* BEGIN STORED RECORDS *
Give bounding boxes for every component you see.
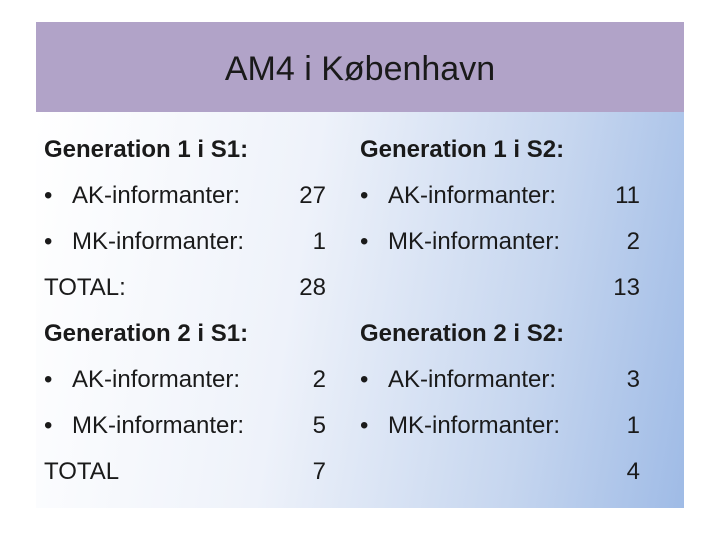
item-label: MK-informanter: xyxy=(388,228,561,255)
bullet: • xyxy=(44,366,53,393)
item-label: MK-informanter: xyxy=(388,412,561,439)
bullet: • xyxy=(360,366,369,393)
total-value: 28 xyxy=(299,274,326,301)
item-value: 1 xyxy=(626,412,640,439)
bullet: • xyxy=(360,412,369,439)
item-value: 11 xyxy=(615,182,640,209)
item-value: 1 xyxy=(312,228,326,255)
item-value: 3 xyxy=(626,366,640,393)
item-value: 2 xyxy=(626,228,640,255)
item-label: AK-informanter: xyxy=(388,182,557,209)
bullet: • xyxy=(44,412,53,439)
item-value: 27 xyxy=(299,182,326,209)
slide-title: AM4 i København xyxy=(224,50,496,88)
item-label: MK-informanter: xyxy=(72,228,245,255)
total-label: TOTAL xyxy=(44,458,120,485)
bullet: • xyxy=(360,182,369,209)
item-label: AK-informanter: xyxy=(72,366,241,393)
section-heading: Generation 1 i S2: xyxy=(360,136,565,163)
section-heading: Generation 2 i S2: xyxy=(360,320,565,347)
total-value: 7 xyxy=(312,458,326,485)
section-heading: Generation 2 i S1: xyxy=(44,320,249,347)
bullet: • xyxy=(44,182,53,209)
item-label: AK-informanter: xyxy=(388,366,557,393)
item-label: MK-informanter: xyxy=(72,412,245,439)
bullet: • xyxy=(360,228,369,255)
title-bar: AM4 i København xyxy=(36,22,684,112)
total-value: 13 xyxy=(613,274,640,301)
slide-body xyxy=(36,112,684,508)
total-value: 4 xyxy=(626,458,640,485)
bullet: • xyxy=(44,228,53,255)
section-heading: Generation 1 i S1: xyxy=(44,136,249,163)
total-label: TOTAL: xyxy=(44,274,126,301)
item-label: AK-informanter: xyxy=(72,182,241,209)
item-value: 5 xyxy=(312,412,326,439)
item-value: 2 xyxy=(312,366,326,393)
* END STORED RECORDS *
» GIVEN REQUEST:
Reproduce verbatim the rows from the line containing "item-label: MK-informanter: xyxy=(388,228,561,255)" through the line containing "item-label: MK-informanter: xyxy=(72,228,245,255)", including both of those lines.

» REPLY TO THE TASK:
item-label: MK-informanter: xyxy=(388,228,561,255)
bullet: • xyxy=(44,366,53,393)
item-label: MK-informanter: xyxy=(388,412,561,439)
bullet: • xyxy=(360,366,369,393)
total-value: 28 xyxy=(299,274,326,301)
item-value: 1 xyxy=(626,412,640,439)
bullet: • xyxy=(360,412,369,439)
item-value: 11 xyxy=(615,182,640,209)
item-value: 1 xyxy=(312,228,326,255)
item-value: 3 xyxy=(626,366,640,393)
item-value: 2 xyxy=(626,228,640,255)
item-label: AK-informanter: xyxy=(388,182,557,209)
bullet: • xyxy=(44,412,53,439)
item-value: 27 xyxy=(299,182,326,209)
slide-title: AM4 i København xyxy=(224,50,496,88)
item-label: MK-informanter: xyxy=(72,228,245,255)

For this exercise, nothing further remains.